▸ **Problem**:
Within the material below, find each line bearing the word "abaixo" and present it.

▸ **Figure contents as structured data**:
┏━━
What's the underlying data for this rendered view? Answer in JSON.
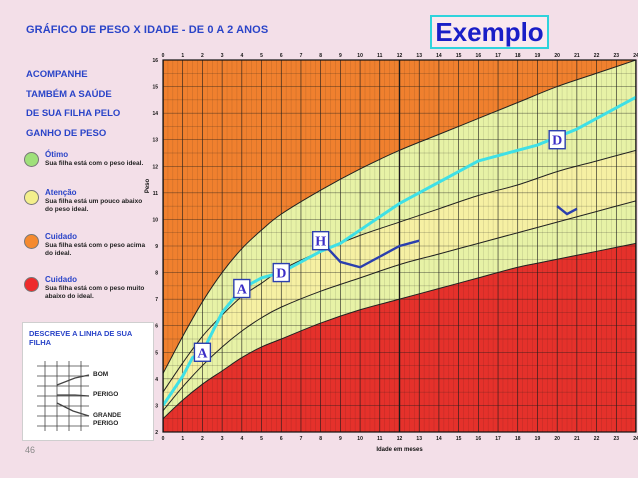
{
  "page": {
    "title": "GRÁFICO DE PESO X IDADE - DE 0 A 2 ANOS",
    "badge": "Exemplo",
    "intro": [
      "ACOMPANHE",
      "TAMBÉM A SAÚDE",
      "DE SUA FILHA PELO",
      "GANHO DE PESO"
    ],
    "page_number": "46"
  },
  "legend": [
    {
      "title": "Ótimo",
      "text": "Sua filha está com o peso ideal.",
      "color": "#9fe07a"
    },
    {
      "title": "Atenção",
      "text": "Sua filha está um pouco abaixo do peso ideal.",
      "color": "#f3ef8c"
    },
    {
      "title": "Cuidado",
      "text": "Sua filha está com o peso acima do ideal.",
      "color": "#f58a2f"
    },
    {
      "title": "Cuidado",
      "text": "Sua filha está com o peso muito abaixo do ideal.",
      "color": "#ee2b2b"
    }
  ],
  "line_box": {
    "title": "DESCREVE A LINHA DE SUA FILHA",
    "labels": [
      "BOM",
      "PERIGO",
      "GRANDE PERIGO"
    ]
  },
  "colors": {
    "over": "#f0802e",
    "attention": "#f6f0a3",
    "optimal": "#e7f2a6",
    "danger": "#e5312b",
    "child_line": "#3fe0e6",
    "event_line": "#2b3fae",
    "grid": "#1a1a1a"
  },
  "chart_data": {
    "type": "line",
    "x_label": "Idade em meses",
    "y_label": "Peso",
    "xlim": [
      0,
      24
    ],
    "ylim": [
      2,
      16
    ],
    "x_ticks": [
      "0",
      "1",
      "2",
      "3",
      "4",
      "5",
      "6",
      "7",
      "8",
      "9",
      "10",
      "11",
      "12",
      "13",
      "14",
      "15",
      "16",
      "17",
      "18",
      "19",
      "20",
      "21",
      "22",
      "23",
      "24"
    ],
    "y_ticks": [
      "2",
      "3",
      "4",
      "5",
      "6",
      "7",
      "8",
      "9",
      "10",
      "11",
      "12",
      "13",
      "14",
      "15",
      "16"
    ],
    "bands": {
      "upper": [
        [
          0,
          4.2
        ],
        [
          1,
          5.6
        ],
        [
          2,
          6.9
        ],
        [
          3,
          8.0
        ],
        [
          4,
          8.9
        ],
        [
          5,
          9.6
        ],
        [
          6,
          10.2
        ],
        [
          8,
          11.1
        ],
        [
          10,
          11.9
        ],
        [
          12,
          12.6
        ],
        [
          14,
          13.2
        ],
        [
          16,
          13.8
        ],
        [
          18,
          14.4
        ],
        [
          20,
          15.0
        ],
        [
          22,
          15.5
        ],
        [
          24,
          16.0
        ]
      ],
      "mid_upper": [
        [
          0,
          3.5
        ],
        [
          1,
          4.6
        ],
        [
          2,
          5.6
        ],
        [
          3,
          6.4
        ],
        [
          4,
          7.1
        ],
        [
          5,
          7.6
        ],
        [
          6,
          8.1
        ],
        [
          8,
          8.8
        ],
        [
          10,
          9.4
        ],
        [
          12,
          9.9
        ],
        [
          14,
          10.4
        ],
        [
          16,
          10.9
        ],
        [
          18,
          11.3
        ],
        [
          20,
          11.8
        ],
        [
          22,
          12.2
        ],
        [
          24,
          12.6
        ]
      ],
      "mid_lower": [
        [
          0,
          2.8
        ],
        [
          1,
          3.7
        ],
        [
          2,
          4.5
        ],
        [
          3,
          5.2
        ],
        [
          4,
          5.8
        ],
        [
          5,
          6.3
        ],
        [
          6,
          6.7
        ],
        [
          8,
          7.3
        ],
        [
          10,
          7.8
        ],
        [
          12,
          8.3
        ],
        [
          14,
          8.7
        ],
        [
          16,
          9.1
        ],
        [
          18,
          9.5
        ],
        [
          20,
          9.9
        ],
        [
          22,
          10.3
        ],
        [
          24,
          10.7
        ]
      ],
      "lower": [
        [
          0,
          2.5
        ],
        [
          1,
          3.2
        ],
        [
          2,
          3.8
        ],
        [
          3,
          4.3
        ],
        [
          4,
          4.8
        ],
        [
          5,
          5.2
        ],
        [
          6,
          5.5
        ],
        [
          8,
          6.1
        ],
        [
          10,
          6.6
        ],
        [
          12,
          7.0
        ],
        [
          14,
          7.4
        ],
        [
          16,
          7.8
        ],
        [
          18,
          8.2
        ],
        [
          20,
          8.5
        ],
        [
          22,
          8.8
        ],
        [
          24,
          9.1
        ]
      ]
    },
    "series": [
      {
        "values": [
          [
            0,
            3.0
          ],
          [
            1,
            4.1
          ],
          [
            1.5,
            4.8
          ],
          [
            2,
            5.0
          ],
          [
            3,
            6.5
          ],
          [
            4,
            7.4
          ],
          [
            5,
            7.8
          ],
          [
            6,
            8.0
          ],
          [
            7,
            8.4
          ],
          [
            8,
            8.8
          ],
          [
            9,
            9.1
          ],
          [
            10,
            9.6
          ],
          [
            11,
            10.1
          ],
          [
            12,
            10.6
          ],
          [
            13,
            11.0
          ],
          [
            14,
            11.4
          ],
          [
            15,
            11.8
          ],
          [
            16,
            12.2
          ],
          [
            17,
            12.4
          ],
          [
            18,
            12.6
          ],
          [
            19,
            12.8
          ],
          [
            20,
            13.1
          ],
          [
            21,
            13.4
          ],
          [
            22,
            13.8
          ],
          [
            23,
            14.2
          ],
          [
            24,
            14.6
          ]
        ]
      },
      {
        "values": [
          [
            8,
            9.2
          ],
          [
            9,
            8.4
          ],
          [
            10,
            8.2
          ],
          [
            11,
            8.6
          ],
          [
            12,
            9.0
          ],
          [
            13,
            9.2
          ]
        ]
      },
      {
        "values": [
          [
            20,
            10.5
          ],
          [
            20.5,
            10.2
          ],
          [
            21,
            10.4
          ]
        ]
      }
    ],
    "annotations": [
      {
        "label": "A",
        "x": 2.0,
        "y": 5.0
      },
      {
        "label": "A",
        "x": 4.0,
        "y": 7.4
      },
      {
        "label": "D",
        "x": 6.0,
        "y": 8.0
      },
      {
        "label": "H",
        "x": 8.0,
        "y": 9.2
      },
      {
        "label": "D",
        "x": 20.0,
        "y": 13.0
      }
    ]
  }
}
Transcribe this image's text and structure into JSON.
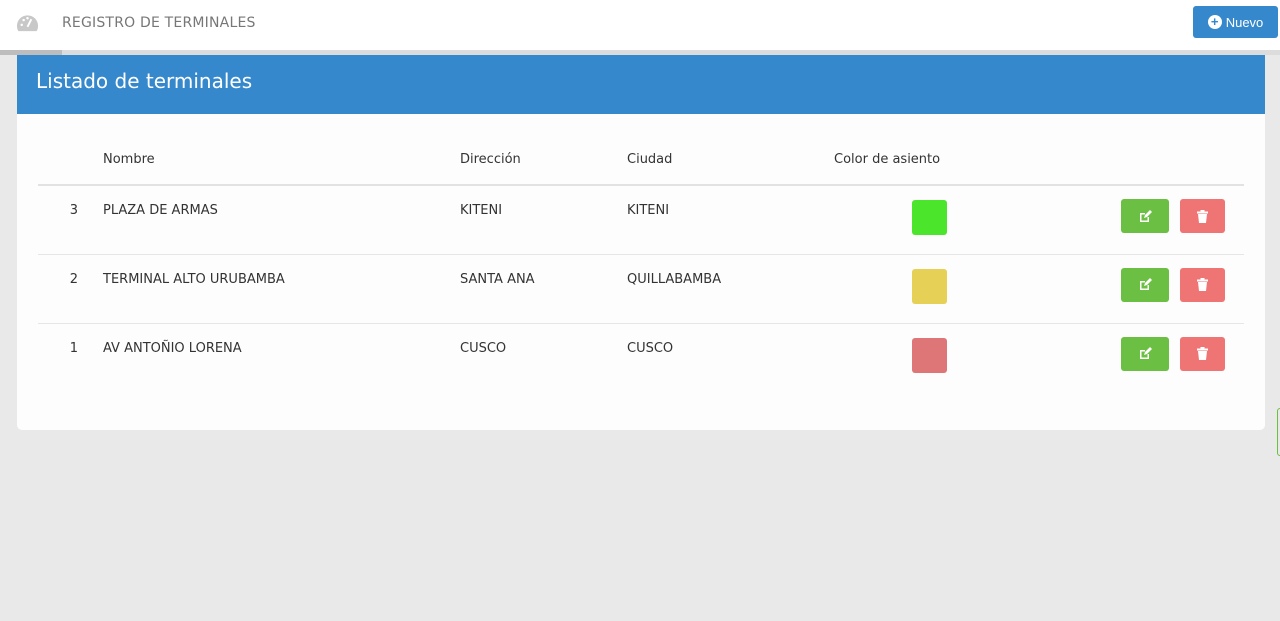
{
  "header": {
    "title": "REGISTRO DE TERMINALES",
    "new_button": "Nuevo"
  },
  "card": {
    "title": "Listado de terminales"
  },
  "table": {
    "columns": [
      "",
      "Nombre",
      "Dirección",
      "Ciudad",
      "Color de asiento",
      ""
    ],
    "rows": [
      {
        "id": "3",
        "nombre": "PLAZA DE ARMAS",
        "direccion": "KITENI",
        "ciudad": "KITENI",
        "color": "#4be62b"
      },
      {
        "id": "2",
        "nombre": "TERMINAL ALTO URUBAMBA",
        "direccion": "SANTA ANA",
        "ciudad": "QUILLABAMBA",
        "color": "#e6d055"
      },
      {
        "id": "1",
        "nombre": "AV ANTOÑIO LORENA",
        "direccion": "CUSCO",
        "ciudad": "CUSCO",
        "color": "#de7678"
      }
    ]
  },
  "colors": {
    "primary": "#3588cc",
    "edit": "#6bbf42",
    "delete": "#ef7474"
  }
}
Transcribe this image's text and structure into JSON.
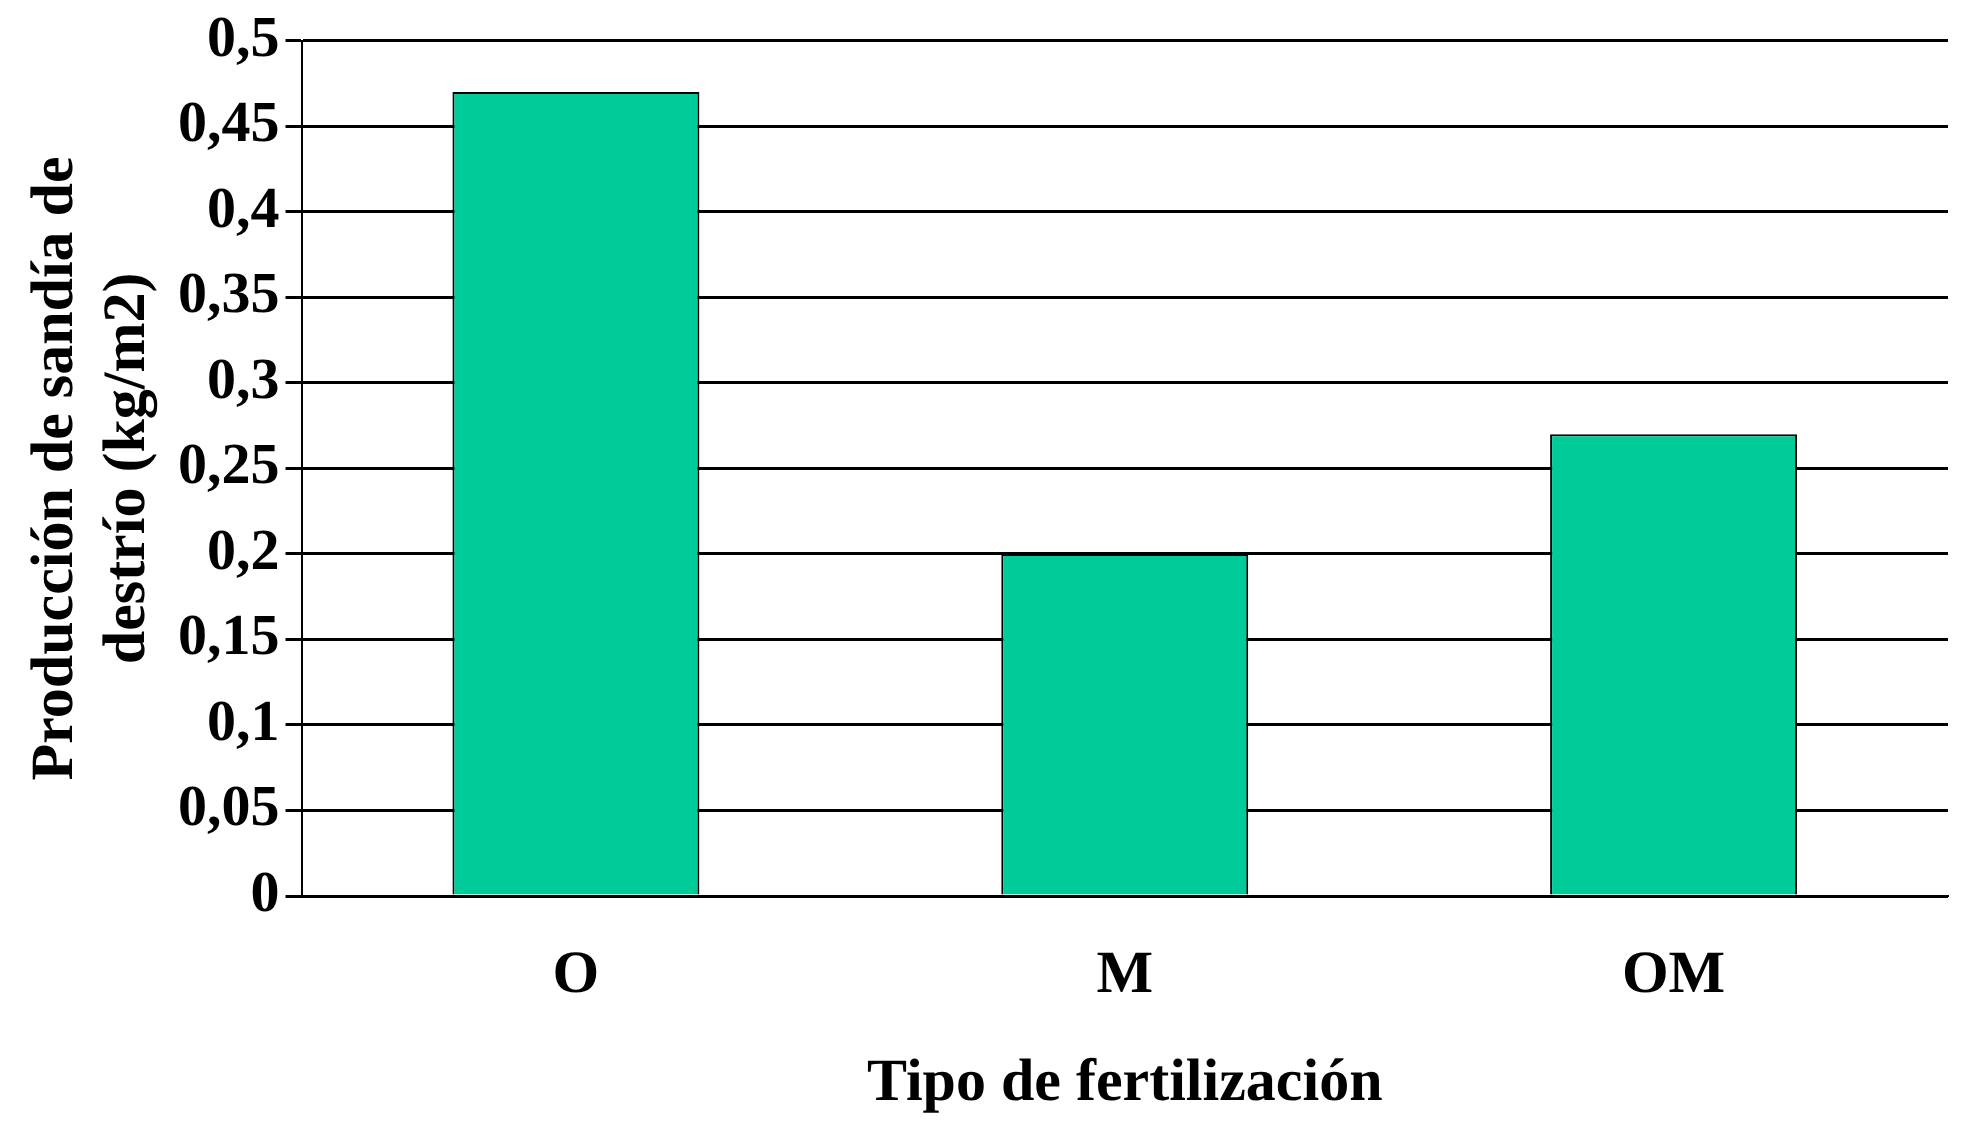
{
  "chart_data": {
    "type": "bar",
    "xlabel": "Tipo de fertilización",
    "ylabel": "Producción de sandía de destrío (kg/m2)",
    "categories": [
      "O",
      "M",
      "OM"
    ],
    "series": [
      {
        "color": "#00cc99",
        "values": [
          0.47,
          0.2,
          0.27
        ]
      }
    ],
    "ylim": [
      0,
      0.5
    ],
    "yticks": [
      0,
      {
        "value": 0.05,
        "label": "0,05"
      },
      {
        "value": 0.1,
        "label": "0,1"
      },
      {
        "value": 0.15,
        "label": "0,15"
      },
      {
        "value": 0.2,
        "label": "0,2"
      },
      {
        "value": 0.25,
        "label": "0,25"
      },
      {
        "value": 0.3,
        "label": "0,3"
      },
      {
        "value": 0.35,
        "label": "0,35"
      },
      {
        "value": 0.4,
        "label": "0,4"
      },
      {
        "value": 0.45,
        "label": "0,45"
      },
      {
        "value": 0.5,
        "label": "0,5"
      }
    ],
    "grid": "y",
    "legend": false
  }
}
┗━━
▸ **In response**:
      "text": "Sua filha está um pouco abaixo do peso ideal.",
      "text": "Sua filha está com o peso muito abaixo do ideal.",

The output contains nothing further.